→ Supplied records
= = =

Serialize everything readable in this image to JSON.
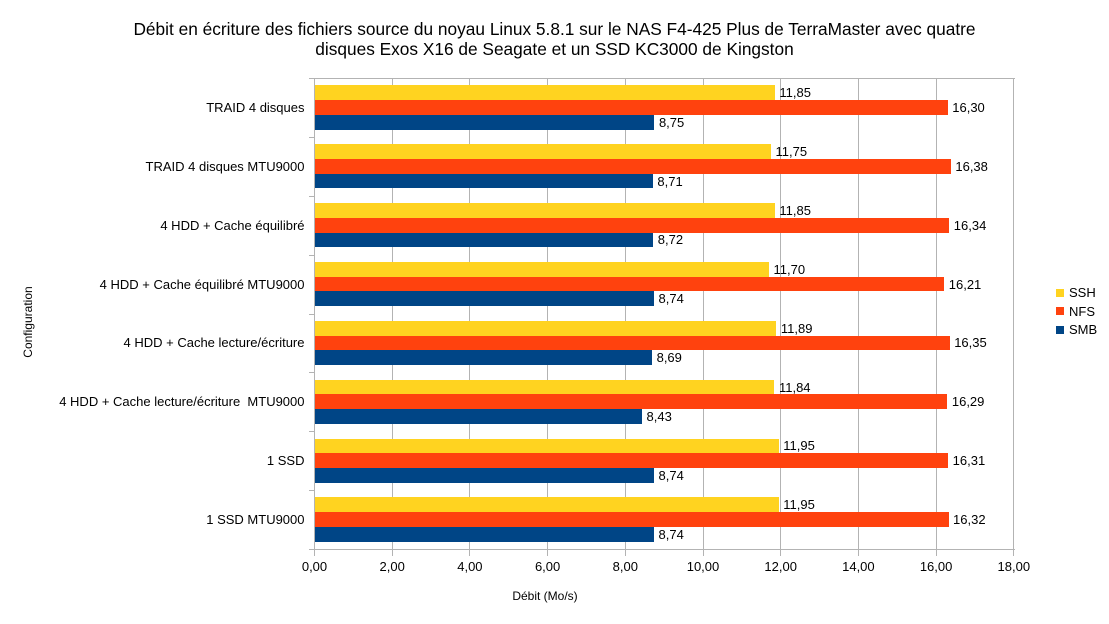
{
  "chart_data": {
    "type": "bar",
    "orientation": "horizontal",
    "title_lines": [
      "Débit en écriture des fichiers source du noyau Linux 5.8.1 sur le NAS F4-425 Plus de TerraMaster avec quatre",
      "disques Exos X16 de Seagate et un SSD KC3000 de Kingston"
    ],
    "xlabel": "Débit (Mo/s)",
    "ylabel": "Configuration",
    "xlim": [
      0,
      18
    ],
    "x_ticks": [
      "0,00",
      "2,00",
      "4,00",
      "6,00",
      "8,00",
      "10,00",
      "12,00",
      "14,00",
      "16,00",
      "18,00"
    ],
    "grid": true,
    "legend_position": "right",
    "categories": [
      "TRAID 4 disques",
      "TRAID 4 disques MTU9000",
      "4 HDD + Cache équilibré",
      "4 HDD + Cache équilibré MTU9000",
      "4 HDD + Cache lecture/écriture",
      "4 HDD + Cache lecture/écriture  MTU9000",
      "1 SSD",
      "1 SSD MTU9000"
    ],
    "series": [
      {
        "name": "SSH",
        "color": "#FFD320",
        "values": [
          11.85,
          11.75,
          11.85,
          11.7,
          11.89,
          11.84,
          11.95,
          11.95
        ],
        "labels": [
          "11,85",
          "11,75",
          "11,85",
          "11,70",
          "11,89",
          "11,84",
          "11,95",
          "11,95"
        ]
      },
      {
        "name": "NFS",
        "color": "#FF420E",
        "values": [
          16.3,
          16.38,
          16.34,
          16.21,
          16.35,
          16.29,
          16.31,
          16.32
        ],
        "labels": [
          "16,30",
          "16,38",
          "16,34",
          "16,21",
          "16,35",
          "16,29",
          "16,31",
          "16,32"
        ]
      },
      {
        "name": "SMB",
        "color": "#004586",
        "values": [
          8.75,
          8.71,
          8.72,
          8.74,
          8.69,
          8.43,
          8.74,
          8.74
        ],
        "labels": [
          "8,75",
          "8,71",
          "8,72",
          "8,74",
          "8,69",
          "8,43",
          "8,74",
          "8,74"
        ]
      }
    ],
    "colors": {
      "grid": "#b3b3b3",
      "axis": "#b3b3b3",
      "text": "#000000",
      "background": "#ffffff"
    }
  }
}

= = =

→ Direction
The records above are to be restated exactly, without their pictures.

→ Answer to this exercise
Serialize everything readable in this image to JSON.
{
  "chart_data": {
    "type": "bar",
    "orientation": "horizontal",
    "title_lines": [
      "Débit en écriture des fichiers source du noyau Linux 5.8.1 sur le NAS F4-425 Plus de TerraMaster avec quatre",
      "disques Exos X16 de Seagate et un SSD KC3000 de Kingston"
    ],
    "xlabel": "Débit (Mo/s)",
    "ylabel": "Configuration",
    "xlim": [
      0,
      18
    ],
    "x_ticks": [
      "0,00",
      "2,00",
      "4,00",
      "6,00",
      "8,00",
      "10,00",
      "12,00",
      "14,00",
      "16,00",
      "18,00"
    ],
    "grid": true,
    "legend_position": "right",
    "categories": [
      "TRAID 4 disques",
      "TRAID 4 disques MTU9000",
      "4 HDD + Cache équilibré",
      "4 HDD + Cache équilibré MTU9000",
      "4 HDD + Cache lecture/écriture",
      "4 HDD + Cache lecture/écriture  MTU9000",
      "1 SSD",
      "1 SSD MTU9000"
    ],
    "series": [
      {
        "name": "SSH",
        "color": "#FFD320",
        "values": [
          11.85,
          11.75,
          11.85,
          11.7,
          11.89,
          11.84,
          11.95,
          11.95
        ],
        "labels": [
          "11,85",
          "11,75",
          "11,85",
          "11,70",
          "11,89",
          "11,84",
          "11,95",
          "11,95"
        ]
      },
      {
        "name": "NFS",
        "color": "#FF420E",
        "values": [
          16.3,
          16.38,
          16.34,
          16.21,
          16.35,
          16.29,
          16.31,
          16.32
        ],
        "labels": [
          "16,30",
          "16,38",
          "16,34",
          "16,21",
          "16,35",
          "16,29",
          "16,31",
          "16,32"
        ]
      },
      {
        "name": "SMB",
        "color": "#004586",
        "values": [
          8.75,
          8.71,
          8.72,
          8.74,
          8.69,
          8.43,
          8.74,
          8.74
        ],
        "labels": [
          "8,75",
          "8,71",
          "8,72",
          "8,74",
          "8,69",
          "8,43",
          "8,74",
          "8,74"
        ]
      }
    ],
    "colors": {
      "grid": "#b3b3b3",
      "axis": "#b3b3b3",
      "text": "#000000",
      "background": "#ffffff"
    }
  }
}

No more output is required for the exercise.